-- Start of Data in this exercise --

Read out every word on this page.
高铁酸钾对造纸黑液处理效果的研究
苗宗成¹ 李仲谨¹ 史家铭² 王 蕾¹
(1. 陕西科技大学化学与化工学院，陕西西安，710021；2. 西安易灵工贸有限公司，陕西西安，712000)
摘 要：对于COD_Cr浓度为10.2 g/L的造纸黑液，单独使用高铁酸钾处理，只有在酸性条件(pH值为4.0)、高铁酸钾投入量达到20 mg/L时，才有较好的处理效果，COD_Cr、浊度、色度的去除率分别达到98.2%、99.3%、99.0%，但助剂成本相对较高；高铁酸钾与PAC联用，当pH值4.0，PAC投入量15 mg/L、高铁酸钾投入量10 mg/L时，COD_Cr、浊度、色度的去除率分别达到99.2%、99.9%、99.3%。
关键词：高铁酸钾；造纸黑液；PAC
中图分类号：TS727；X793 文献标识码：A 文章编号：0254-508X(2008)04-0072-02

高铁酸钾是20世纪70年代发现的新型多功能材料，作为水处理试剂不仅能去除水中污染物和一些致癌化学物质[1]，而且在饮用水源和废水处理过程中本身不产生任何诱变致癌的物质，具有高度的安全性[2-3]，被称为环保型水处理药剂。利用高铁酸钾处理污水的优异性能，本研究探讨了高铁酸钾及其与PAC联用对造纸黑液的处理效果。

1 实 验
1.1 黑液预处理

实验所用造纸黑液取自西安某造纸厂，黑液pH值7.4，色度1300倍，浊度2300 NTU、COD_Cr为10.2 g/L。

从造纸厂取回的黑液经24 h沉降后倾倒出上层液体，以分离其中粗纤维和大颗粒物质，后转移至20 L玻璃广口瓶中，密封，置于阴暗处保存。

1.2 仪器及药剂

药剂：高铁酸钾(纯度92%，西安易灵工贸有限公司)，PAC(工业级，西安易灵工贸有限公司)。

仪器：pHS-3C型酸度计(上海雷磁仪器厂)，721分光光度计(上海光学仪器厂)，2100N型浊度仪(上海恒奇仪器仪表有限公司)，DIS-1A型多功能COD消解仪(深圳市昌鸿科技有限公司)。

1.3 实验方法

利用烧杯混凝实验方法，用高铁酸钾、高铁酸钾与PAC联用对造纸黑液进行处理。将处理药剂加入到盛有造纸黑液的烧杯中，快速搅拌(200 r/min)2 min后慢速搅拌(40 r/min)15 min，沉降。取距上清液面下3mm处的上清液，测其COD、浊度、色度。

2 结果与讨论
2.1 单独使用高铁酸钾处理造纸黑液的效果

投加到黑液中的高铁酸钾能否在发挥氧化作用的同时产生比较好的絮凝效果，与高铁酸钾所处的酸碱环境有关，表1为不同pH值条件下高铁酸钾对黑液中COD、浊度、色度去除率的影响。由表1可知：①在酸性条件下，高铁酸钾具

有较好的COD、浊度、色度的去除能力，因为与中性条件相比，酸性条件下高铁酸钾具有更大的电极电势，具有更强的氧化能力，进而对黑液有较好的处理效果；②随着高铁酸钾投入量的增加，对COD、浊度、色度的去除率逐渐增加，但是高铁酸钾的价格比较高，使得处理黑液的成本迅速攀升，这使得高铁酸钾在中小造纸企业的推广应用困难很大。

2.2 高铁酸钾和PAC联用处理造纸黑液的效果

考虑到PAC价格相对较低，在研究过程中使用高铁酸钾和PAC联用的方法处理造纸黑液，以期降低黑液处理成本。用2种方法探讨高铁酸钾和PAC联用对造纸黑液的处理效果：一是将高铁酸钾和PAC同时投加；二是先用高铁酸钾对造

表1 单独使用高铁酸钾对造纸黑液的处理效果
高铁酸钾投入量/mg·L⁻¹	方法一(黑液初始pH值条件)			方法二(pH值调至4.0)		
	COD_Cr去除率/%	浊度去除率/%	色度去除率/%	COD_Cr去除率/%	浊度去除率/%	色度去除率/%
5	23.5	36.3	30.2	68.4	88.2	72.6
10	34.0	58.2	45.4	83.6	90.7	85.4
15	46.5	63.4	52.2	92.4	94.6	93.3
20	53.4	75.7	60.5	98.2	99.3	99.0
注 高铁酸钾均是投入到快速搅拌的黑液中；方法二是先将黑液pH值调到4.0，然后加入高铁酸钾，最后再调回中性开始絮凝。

-- End of Data in this exercise --

Recopy the entries above in their entirety, exactly.

Read out every word on this page.
高铁酸钾对造纸黑液处理效果的研究
苗宗成¹ 李仲谨¹ 史家铭² 王 蕾¹
(1. 陕西科技大学化学与化工学院，陕西西安，710021；2. 西安易灵工贸有限公司，陕西西安，712000)
摘 要：对于COD_Cr浓度为10.2 g/L的造纸黑液，单独使用高铁酸钾处理，只有在酸性条件(pH值为4.0)、高铁酸钾投入量达到20 mg/L时，才有较好的处理效果，COD_Cr、浊度、色度的去除率分别达到98.2%、99.3%、99.0%，但助剂成本相对较高；高铁酸钾与PAC联用，当pH值4.0，PAC投入量15 mg/L、高铁酸钾投入量10 mg/L时，COD_Cr、浊度、色度的去除率分别达到99.2%、99.9%、99.3%。
关键词：高铁酸钾；造纸黑液；PAC
中图分类号：TS727；X793 文献标识码：A 文章编号：0254-508X(2008)04-0072-02

高铁酸钾是20世纪70年代发现的新型多功能材料，作为水处理试剂不仅能去除水中污染物和一些致癌化学物质[1]，而且在饮用水源和废水处理过程中本身不产生任何诱变致癌的物质，具有高度的安全性[2-3]，被称为环保型水处理药剂。利用高铁酸钾处理污水的优异性能，本研究探讨了高铁酸钾及其与PAC联用对造纸黑液的处理效果。

1 实 验
1.1 黑液预处理

实验所用造纸黑液取自西安某造纸厂，黑液pH值7.4，色度1300倍，浊度2300 NTU、COD_Cr为10.2 g/L。

从造纸厂取回的黑液经24 h沉降后倾倒出上层液体，以分离其中粗纤维和大颗粒物质，后转移至20 L玻璃广口瓶中，密封，置于阴暗处保存。

1.2 仪器及药剂

药剂：高铁酸钾(纯度92%，西安易灵工贸有限公司)，PAC(工业级，西安易灵工贸有限公司)。

仪器：pHS-3C型酸度计(上海雷磁仪器厂)，721分光光度计(上海光学仪器厂)，2100N型浊度仪(上海恒奇仪器仪表有限公司)，DIS-1A型多功能COD消解仪(深圳市昌鸿科技有限公司)。

1.3 实验方法

利用烧杯混凝实验方法，用高铁酸钾、高铁酸钾与PAC联用对造纸黑液进行处理。将处理药剂加入到盛有造纸黑液的烧杯中，快速搅拌(200 r/min)2 min后慢速搅拌(40 r/min)15 min，沉降。取距上清液面下3mm处的上清液，测其COD、浊度、色度。

2 结果与讨论
2.1 单独使用高铁酸钾处理造纸黑液的效果

投加到黑液中的高铁酸钾能否在发挥氧化作用的同时产生比较好的絮凝效果，与高铁酸钾所处的酸碱环境有关，表1为不同pH值条件下高铁酸钾对黑液中COD、浊度、色度去除率的影响。由表1可知：①在酸性条件下，高铁酸钾具

有较好的COD、浊度、色度的去除能力，因为与中性条件相比，酸性条件下高铁酸钾具有更大的电极电势，具有更强的氧化能力，进而对黑液有较好的处理效果；②随着高铁酸钾投入量的增加，对COD、浊度、色度的去除率逐渐增加，但是高铁酸钾的价格比较高，使得处理黑液的成本迅速攀升，这使得高铁酸钾在中小造纸企业的推广应用困难很大。

2.2 高铁酸钾和PAC联用处理造纸黑液的效果

考虑到PAC价格相对较低，在研究过程中使用高铁酸钾和PAC联用的方法处理造纸黑液，以期降低黑液处理成本。用2种方法探讨高铁酸钾和PAC联用对造纸黑液的处理效果：一是将高铁酸钾和PAC同时投加；二是先用高铁酸钾对造

表1 单独使用高铁酸钾对造纸黑液的处理效果
高铁酸钾投入量/mg·L⁻¹	方法一(黑液初始pH值条件)			方法二(pH值调至4.0)		
	COD_Cr去除率/%	浊度去除率/%	色度去除率/%	COD_Cr去除率/%	浊度去除率/%	色度去除率/%
5	23.5	36.3	30.2	68.4	88.2	72.6
10	34.0	58.2	45.4	83.6	90.7	85.4
15	46.5	63.4	52.2	92.4	94.6	93.3
20	53.4	75.7	60.5	98.2	99.3	99.0
注 高铁酸钾均是投入到快速搅拌的黑液中；方法二是先将黑液pH值调到4.0，然后加入高铁酸钾，最后再调回中性开始絮凝。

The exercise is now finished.